Extracted data entries
begin

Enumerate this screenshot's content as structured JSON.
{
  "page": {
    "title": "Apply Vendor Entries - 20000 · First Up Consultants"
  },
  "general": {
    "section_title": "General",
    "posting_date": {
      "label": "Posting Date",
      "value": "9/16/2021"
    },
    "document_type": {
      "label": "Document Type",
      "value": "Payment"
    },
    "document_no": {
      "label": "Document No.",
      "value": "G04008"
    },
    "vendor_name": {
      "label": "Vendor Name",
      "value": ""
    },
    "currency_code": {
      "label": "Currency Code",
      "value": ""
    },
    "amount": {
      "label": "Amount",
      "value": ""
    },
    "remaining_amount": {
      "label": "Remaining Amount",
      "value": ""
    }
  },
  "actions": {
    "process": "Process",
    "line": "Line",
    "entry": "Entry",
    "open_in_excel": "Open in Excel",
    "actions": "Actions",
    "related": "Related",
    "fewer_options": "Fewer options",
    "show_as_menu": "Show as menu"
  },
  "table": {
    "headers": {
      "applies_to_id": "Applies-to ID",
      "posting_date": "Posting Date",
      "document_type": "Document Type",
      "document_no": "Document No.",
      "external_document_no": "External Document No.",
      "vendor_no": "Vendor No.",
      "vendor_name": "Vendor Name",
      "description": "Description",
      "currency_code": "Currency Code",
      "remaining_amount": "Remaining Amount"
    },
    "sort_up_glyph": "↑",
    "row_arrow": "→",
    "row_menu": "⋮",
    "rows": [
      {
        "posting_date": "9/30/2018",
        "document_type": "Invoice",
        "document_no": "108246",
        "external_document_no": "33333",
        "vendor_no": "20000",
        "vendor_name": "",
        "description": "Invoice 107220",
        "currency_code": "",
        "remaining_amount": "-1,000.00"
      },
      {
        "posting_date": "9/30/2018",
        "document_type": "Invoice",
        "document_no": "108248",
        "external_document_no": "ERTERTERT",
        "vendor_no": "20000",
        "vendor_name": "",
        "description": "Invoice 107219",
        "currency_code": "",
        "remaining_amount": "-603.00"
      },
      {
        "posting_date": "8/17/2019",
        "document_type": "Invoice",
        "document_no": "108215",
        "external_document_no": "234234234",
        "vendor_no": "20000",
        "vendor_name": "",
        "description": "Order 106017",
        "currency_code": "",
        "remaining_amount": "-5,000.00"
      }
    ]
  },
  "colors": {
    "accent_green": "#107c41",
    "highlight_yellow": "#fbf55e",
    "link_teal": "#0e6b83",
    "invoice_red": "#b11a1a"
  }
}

end

* Short task
Locate and copy each line in the data above that includes the word "description".

* Response below
      "description": "Description",
        "description": "Invoice 107220",
        "description": "Invoice 107219",
        "description": "Order 106017",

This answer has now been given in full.